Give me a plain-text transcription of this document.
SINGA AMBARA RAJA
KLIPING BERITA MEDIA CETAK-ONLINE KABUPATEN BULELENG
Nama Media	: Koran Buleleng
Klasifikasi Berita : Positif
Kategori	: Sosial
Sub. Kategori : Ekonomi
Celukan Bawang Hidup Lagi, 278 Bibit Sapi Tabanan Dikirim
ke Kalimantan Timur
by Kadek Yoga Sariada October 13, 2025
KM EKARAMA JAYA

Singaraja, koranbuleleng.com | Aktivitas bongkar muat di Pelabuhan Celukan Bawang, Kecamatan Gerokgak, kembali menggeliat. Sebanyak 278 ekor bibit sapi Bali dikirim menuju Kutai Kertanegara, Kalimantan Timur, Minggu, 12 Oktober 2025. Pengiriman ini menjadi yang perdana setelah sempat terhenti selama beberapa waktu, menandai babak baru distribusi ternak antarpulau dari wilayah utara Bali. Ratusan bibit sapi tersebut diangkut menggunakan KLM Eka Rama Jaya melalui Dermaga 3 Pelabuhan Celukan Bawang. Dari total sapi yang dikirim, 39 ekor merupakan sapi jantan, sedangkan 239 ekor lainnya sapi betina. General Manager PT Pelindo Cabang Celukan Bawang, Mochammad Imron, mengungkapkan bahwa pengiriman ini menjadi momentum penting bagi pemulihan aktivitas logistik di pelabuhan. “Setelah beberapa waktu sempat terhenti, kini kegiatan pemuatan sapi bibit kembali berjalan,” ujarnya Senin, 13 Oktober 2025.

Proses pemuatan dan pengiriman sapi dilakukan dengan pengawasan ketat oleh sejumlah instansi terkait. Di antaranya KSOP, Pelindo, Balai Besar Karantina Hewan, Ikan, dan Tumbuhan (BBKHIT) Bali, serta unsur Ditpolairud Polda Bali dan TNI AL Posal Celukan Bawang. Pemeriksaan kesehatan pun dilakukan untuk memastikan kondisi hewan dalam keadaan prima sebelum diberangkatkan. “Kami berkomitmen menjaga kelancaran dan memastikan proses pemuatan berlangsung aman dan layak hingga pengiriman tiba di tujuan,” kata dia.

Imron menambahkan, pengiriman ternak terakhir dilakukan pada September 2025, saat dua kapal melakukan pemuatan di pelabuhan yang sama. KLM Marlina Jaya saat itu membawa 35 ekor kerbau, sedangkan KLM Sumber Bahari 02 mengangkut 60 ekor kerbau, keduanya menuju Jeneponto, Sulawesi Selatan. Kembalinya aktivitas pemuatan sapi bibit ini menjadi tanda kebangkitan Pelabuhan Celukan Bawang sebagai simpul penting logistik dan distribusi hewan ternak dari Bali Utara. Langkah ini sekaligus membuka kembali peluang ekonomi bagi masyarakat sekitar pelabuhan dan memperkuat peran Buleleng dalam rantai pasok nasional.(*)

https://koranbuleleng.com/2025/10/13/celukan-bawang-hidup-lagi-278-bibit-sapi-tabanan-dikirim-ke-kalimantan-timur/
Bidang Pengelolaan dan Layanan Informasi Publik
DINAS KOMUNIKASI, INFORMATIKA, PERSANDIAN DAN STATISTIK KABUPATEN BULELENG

================

> **EXERCISE DIRECTIONS**
Retype all of the entries precisely as they are.

> **EXPECTED ANSWER**
Give me a plain-text transcription of this document.
SINGA AMBARA RAJA
KLIPING BERITA MEDIA CETAK-ONLINE KABUPATEN BULELENG
Nama Media	: Koran Buleleng
Klasifikasi Berita : Positif
Kategori	: Sosial
Sub. Kategori : Ekonomi
Celukan Bawang Hidup Lagi, 278 Bibit Sapi Tabanan Dikirim
ke Kalimantan Timur
by Kadek Yoga Sariada October 13, 2025
KM EKARAMA JAYA

Singaraja, koranbuleleng.com | Aktivitas bongkar muat di Pelabuhan Celukan Bawang, Kecamatan Gerokgak, kembali menggeliat. Sebanyak 278 ekor bibit sapi Bali dikirim menuju Kutai Kertanegara, Kalimantan Timur, Minggu, 12 Oktober 2025. Pengiriman ini menjadi yang perdana setelah sempat terhenti selama beberapa waktu, menandai babak baru distribusi ternak antarpulau dari wilayah utara Bali. Ratusan bibit sapi tersebut diangkut menggunakan KLM Eka Rama Jaya melalui Dermaga 3 Pelabuhan Celukan Bawang. Dari total sapi yang dikirim, 39 ekor merupakan sapi jantan, sedangkan 239 ekor lainnya sapi betina. General Manager PT Pelindo Cabang Celukan Bawang, Mochammad Imron, mengungkapkan bahwa pengiriman ini menjadi momentum penting bagi pemulihan aktivitas logistik di pelabuhan. “Setelah beberapa waktu sempat terhenti, kini kegiatan pemuatan sapi bibit kembali berjalan,” ujarnya Senin, 13 Oktober 2025.

Proses pemuatan dan pengiriman sapi dilakukan dengan pengawasan ketat oleh sejumlah instansi terkait. Di antaranya KSOP, Pelindo, Balai Besar Karantina Hewan, Ikan, dan Tumbuhan (BBKHIT) Bali, serta unsur Ditpolairud Polda Bali dan TNI AL Posal Celukan Bawang. Pemeriksaan kesehatan pun dilakukan untuk memastikan kondisi hewan dalam keadaan prima sebelum diberangkatkan. “Kami berkomitmen menjaga kelancaran dan memastikan proses pemuatan berlangsung aman dan layak hingga pengiriman tiba di tujuan,” kata dia.

Imron menambahkan, pengiriman ternak terakhir dilakukan pada September 2025, saat dua kapal melakukan pemuatan di pelabuhan yang sama. KLM Marlina Jaya saat itu membawa 35 ekor kerbau, sedangkan KLM Sumber Bahari 02 mengangkut 60 ekor kerbau, keduanya menuju Jeneponto, Sulawesi Selatan. Kembalinya aktivitas pemuatan sapi bibit ini menjadi tanda kebangkitan Pelabuhan Celukan Bawang sebagai simpul penting logistik dan distribusi hewan ternak dari Bali Utara. Langkah ini sekaligus membuka kembali peluang ekonomi bagi masyarakat sekitar pelabuhan dan memperkuat peran Buleleng dalam rantai pasok nasional.(*)

https://koranbuleleng.com/2025/10/13/celukan-bawang-hidup-lagi-278-bibit-sapi-tabanan-dikirim-ke-kalimantan-timur/
Bidang Pengelolaan dan Layanan Informasi Publik
DINAS KOMUNIKASI, INFORMATIKA, PERSANDIAN DAN STATISTIK KABUPATEN BULELENG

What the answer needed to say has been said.